◆ GOAL:
Return the number of lines holding "черт", with nothing added.

◆ DATA SUPPLIED:
## Start

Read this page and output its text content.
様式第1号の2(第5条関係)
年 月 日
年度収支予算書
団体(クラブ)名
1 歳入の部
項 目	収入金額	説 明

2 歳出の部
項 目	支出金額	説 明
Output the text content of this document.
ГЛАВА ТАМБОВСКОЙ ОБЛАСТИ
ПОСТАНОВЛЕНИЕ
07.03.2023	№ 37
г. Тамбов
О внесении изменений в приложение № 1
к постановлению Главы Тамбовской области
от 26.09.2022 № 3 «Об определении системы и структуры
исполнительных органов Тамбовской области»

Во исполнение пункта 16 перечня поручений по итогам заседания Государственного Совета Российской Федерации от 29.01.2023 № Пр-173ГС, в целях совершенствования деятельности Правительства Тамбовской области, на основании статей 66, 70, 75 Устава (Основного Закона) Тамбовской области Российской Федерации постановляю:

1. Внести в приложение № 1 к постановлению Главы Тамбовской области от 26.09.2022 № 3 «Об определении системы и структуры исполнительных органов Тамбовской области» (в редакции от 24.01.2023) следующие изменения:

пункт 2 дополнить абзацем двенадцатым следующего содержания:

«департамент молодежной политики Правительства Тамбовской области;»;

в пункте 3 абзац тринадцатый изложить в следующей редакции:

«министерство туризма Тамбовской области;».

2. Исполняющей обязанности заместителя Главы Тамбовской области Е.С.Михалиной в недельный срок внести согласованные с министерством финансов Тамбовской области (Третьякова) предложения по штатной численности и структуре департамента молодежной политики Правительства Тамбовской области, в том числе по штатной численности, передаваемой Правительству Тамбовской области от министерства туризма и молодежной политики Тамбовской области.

## End
## Start

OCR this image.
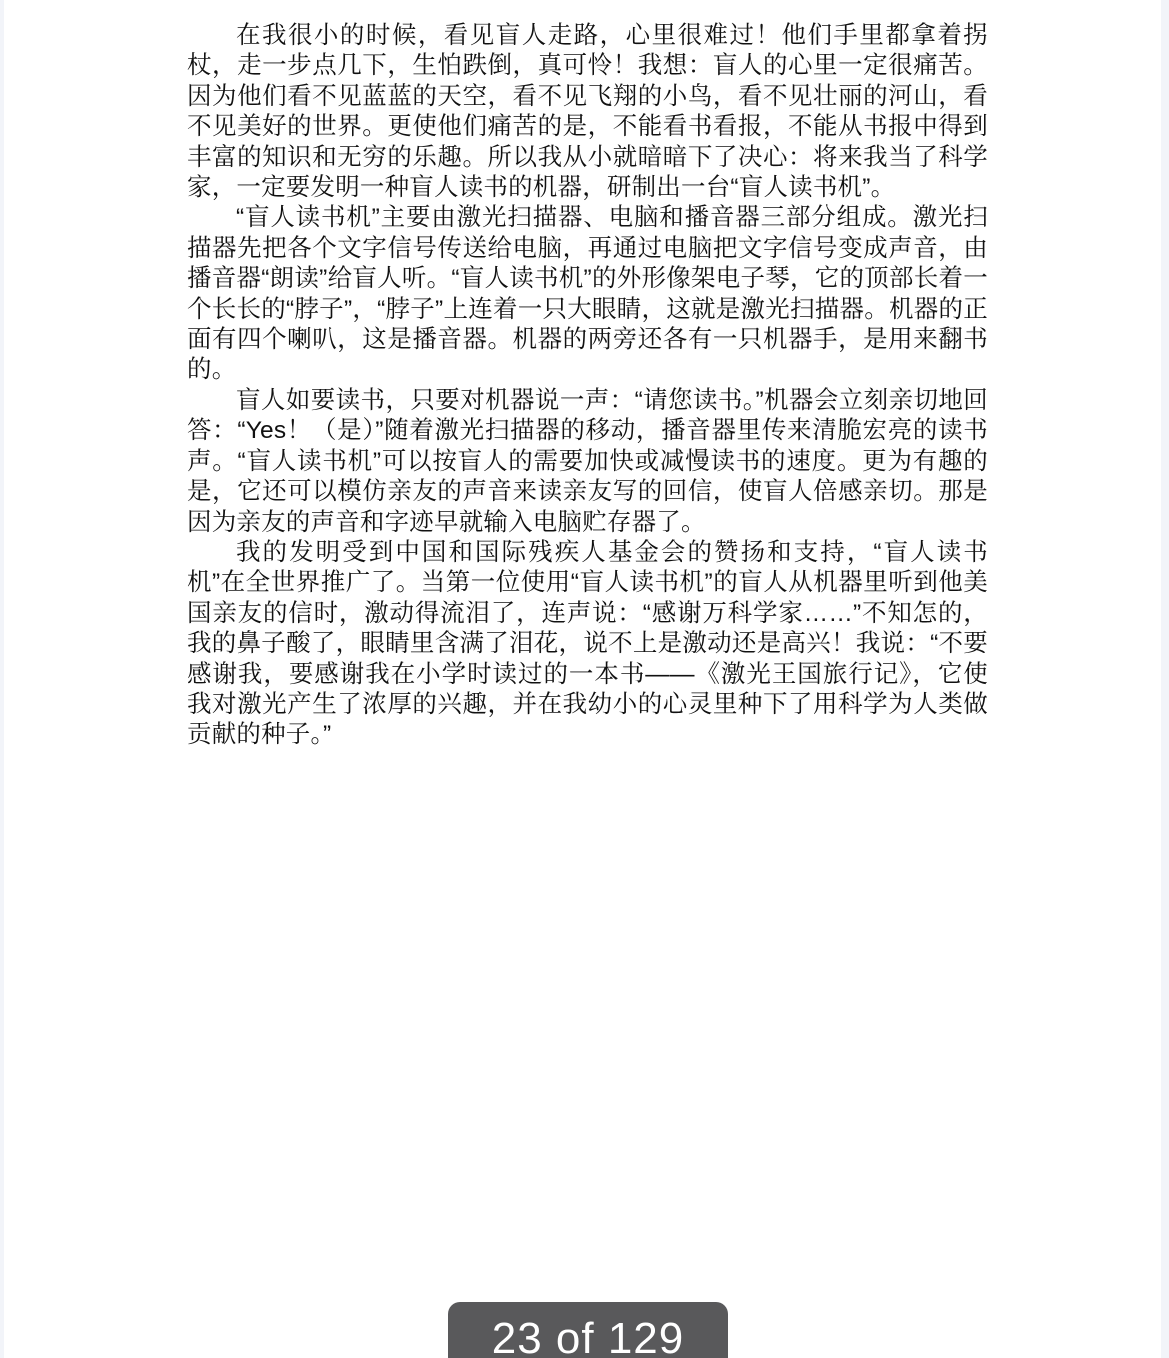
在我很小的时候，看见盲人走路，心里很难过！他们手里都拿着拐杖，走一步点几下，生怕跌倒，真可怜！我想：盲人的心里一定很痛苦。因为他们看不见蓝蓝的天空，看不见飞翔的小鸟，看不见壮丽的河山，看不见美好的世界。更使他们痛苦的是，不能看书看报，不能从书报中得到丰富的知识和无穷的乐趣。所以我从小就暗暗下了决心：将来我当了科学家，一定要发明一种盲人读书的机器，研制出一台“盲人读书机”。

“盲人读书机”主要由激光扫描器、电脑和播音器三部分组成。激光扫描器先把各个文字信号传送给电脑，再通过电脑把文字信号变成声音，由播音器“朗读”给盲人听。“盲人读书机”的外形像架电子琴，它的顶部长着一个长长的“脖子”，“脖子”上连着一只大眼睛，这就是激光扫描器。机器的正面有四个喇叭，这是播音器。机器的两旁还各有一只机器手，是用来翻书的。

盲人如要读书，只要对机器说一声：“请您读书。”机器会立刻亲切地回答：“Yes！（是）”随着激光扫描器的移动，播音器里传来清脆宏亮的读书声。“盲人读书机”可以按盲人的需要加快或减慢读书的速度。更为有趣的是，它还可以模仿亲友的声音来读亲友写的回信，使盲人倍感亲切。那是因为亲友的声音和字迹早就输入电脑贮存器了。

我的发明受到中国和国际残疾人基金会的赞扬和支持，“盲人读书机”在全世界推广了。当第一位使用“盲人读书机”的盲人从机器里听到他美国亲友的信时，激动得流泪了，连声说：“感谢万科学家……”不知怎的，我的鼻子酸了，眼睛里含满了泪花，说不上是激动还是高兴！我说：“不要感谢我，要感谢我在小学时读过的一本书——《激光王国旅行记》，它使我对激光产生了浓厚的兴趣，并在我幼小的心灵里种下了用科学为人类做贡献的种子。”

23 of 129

## End
## Start

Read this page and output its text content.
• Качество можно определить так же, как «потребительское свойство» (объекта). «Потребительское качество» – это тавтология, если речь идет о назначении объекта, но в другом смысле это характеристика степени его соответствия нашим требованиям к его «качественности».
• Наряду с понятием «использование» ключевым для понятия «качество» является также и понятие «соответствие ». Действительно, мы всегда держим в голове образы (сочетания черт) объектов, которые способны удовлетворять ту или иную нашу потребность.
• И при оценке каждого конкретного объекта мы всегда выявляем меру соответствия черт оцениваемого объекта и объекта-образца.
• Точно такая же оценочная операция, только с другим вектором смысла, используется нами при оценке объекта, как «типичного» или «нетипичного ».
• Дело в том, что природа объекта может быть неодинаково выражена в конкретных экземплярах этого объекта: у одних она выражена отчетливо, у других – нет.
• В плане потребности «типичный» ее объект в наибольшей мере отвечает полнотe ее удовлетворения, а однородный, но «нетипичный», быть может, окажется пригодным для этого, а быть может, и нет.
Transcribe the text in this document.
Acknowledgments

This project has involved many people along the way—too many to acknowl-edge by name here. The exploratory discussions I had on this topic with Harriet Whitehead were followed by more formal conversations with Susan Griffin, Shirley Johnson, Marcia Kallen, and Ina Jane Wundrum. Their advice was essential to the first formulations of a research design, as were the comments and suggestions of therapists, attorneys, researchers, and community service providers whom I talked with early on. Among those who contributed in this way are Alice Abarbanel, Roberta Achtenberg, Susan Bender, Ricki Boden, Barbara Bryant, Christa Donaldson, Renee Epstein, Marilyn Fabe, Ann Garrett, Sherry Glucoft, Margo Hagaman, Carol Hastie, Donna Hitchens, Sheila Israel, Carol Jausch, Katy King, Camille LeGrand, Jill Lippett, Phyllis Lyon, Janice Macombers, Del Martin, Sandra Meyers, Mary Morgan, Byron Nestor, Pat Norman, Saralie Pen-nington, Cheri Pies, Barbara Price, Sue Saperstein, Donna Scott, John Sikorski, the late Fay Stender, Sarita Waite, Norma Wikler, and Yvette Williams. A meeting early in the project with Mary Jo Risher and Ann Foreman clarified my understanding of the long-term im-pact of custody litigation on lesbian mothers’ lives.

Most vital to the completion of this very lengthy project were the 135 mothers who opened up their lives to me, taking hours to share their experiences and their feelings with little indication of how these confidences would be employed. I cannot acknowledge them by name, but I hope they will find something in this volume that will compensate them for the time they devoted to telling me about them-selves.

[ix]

## End

◆ COMPLETE OUTPUT:
2